If the rule of double actionability and, at least in general terms, the exception to it can be stated with some confidence, the same cannot be said of the choice of law rules as regards damages.

46.

The issue raised by paragraph 4(3) of the application notice is:

“To the extent that the choice of law applicable to US Asbestos Claims would be governed by the common law:

(3)

Whether, regardless of the substantive law to be applied to such claims, the law to be applied to the quantification of damages in respect of such claims would be English law.”

The assumption is that the US Asbestos Claims are foreign torts which are either subject to the double actionability rule or are, by way of exception, subject only to US law. The issue is whether in such circumstances the quantification of damages will be subject to English law as the lex fori. If quantification is a matter of procedure, then English law will apply, even in a case where some or all substantive issues are governed exclusively by US law.

47.

Traditionally the position at common law was that issues as to damages, which therefore concerned the remedy given by the court, were questions of procedure to be decided exclusively in accordance with English law as the lex fori.

48.

LISTED ENTRIES →
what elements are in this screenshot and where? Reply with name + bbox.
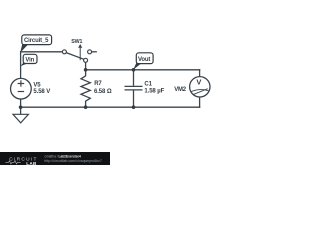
svg-text:Vout: Vout bbox=[138, 57, 150, 63]
node label Vout bbox=[133, 53, 153, 70]
svg-text:1.58 µF: 1.58 µF bbox=[144, 88, 164, 94]
svg-text:http://circuitlab.com/c/xsqwnp: http://circuitlab.com/c/xsqwnprc6kv7 bbox=[44, 159, 102, 163]
node junction V5/ground bbox=[19, 105, 23, 109]
svg-text:VM2: VM2 bbox=[174, 87, 187, 93]
junction dots bbox=[19, 68, 136, 109]
ground bbox=[13, 114, 28, 123]
meter scale arc bbox=[191, 90, 208, 92]
resistor R7 bbox=[81, 70, 112, 107]
node junction switch/R7 top bbox=[84, 68, 88, 72]
node junction Vout/C1 top bbox=[132, 68, 136, 72]
node junction C1 bottom bbox=[132, 105, 136, 109]
svg-text:LAB: LAB bbox=[26, 161, 37, 165]
watermark banner bbox=[0, 152, 110, 166]
svg-text:R7: R7 bbox=[94, 81, 102, 87]
wire top from node corner to switch left terminal bbox=[21, 52, 63, 79]
svg-text:SW1: SW1 bbox=[71, 39, 82, 45]
wire VM2 bottom lead bbox=[199, 97, 201, 107]
wire stub right of switch bbox=[92, 51, 97, 53]
svg-text:V: V bbox=[196, 77, 201, 86]
svg-text:6.58 Ω: 6.58 Ω bbox=[94, 89, 112, 95]
capacitor C1 bbox=[125, 70, 165, 107]
wire VM2 top lead bbox=[199, 70, 201, 77]
wire lever bbox=[66, 53, 84, 60]
node label Circuit_5 bbox=[20, 35, 51, 53]
terminal left bbox=[62, 50, 66, 54]
terminal pole pivot bbox=[84, 58, 88, 62]
meter needle bbox=[194, 89, 208, 95]
voltage source V5 bbox=[11, 78, 51, 99]
wire switch pole down to main node bbox=[85, 62, 87, 70]
wire V5 bottom lead to ground bbox=[20, 99, 22, 114]
node label Vin bbox=[20, 54, 37, 66]
voltmeter VM2 bbox=[174, 77, 210, 97]
switch SW1 bbox=[62, 39, 91, 62]
node junction R7 bottom bbox=[84, 105, 88, 109]
wire bottom ground row bbox=[21, 106, 200, 108]
wire main Vout row bbox=[86, 69, 200, 71]
svg-text:5.58 V: 5.58 V bbox=[33, 89, 50, 95]
terminal right bbox=[88, 50, 92, 54]
svg-text:V5: V5 bbox=[33, 83, 41, 89]
svg-text:Circuit_5: Circuit_5 bbox=[24, 38, 49, 44]
logo waveform bbox=[6, 161, 21, 164]
svg-text:C1: C1 bbox=[144, 82, 152, 88]
svg-text:Vin: Vin bbox=[25, 57, 34, 63]
switch arrow bbox=[79, 47, 81, 60]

EXERCISES TO COMPLETE →
1. List every paragraph number that appears in the passage on choice of law for damages.
2. From the passage on choice of law for damages, reproduce the text between "The assumption is" and "with English law as the lex fori.", inclusive.

SOLUTIONS TO THE PROBLEMS →
1. 46, 47, 48

2.
The assumption is that the US Asbestos Claims are foreign torts which are either subject to the double actionability rule or are, by way of exception, subject only to US law. The issue is whether in such circumstances the quantification of damages will be subject to English law as the lex fori. If quantification is a matter of procedure, then English law will apply, even in a case where some or all substantive issues are governed exclusively by US law.

47.

Traditionally the position at common law was that issues as to damages, which therefore concerned the remedy given by the court, were questions of procedure to be decided exclusively in accordance with English law as the lex fori.